TASK PROMPT
Read the listing and extract each line that includes the word "JSON".

THE INPUT
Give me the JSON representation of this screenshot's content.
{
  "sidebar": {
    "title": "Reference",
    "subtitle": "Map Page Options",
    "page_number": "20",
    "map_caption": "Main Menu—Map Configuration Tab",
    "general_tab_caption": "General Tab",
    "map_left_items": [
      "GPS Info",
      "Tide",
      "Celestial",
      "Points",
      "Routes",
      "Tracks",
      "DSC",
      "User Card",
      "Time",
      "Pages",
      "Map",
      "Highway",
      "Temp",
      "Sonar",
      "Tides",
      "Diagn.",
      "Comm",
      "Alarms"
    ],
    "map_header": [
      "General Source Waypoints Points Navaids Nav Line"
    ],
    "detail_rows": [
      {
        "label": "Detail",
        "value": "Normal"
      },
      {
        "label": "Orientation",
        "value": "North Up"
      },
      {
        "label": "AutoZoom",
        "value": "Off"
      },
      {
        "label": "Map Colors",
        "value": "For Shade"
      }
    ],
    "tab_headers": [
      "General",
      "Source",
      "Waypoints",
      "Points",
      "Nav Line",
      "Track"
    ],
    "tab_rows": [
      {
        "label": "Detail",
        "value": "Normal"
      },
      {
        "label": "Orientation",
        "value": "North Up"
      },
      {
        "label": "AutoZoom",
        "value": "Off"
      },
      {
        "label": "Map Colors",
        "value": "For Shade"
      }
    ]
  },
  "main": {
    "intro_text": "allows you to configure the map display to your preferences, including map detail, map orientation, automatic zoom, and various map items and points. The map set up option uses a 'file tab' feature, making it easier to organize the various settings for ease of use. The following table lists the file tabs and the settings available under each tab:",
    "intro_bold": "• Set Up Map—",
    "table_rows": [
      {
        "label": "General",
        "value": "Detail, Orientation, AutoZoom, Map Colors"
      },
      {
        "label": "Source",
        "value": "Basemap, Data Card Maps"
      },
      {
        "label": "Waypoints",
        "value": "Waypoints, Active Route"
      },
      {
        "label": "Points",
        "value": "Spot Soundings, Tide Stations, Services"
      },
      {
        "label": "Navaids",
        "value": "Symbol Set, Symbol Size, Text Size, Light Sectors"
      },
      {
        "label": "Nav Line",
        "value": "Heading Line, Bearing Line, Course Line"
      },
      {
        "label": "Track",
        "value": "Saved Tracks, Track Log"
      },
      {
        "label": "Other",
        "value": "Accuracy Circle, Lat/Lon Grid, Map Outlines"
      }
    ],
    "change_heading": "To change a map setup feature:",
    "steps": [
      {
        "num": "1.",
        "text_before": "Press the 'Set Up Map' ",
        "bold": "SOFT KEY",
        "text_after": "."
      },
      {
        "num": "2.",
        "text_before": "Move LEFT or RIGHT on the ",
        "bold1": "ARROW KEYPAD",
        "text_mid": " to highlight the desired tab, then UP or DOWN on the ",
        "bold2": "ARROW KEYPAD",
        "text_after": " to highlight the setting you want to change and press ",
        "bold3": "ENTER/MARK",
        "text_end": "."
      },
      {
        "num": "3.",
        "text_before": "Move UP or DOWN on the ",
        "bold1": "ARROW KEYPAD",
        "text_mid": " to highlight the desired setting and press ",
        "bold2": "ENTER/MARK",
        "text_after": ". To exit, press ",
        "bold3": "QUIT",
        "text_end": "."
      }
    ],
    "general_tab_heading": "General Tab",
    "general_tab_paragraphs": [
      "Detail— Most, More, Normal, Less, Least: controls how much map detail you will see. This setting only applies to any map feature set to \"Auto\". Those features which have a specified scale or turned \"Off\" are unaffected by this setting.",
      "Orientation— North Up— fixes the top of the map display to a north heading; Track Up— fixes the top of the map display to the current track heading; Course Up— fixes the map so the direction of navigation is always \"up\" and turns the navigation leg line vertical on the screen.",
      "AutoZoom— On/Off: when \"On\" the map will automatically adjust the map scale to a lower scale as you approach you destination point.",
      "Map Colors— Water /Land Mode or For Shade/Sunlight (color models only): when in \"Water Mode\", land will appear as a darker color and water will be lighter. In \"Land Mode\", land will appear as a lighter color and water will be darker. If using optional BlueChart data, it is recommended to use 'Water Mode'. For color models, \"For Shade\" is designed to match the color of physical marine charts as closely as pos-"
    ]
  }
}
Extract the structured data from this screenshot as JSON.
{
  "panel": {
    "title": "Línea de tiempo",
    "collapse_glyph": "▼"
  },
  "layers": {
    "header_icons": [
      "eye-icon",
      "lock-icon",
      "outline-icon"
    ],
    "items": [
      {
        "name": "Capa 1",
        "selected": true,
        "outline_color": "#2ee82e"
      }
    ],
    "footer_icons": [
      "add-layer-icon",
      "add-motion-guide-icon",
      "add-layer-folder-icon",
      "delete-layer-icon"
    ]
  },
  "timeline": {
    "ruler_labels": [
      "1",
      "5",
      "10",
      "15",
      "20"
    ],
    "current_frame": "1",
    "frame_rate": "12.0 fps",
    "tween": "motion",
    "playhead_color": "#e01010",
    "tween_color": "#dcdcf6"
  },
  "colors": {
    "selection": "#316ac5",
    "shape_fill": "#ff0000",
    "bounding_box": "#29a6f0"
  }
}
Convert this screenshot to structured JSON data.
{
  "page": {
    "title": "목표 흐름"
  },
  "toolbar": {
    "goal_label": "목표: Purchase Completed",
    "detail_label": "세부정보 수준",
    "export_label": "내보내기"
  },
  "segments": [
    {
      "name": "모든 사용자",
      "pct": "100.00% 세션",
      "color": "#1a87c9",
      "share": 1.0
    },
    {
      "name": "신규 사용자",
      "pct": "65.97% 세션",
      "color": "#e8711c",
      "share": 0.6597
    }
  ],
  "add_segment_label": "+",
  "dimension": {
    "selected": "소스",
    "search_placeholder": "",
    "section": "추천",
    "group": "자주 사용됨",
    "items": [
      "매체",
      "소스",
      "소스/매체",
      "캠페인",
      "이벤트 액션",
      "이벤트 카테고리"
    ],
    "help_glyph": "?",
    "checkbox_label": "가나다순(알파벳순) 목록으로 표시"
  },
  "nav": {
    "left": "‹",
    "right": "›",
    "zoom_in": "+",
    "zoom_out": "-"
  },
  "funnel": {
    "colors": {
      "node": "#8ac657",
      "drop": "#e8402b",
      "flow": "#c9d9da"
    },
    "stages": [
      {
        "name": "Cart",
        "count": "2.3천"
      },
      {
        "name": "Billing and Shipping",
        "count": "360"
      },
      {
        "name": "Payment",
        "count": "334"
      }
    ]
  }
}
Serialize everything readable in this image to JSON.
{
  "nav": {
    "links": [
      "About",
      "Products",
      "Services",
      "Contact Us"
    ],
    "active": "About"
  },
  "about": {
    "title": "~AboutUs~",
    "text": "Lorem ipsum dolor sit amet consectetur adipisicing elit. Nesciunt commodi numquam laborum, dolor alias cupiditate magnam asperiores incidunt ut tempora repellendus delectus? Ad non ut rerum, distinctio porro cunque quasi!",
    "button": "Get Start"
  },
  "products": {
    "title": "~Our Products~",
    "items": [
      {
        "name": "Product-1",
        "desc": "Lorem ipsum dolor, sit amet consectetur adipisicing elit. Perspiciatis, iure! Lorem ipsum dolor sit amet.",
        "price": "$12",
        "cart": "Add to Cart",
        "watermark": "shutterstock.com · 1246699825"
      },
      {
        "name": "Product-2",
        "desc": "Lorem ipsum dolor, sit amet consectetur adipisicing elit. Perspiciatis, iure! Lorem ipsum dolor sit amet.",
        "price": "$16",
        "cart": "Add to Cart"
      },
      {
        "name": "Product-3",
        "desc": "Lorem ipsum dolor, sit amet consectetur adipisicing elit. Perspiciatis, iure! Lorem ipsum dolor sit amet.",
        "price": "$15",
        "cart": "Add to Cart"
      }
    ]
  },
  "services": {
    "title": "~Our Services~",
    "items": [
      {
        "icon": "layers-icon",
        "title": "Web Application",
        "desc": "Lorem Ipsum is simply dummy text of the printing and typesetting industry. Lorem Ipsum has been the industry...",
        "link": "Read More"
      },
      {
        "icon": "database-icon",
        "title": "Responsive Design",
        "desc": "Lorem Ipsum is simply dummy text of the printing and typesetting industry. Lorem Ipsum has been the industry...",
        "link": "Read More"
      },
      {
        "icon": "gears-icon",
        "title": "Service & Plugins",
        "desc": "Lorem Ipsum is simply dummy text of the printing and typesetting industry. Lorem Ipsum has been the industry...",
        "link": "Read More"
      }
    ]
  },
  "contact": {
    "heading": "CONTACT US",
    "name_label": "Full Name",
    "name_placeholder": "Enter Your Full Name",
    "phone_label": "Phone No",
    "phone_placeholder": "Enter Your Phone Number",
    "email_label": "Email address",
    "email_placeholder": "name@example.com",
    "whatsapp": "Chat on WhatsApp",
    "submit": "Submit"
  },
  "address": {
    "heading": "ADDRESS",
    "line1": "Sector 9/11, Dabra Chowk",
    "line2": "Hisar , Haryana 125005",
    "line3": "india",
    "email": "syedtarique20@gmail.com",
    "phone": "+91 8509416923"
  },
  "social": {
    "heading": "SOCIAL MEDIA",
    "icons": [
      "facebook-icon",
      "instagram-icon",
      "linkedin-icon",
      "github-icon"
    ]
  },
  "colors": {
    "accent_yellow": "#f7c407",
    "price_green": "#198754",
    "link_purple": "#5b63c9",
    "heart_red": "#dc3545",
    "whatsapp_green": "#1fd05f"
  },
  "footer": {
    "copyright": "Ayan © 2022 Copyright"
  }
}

RESULT
Give me the JSON representation of this screenshot's content.
Extract the structured data from this screenshot as JSON.
Convert this screenshot to structured JSON data.
Serialize everything readable in this image to JSON.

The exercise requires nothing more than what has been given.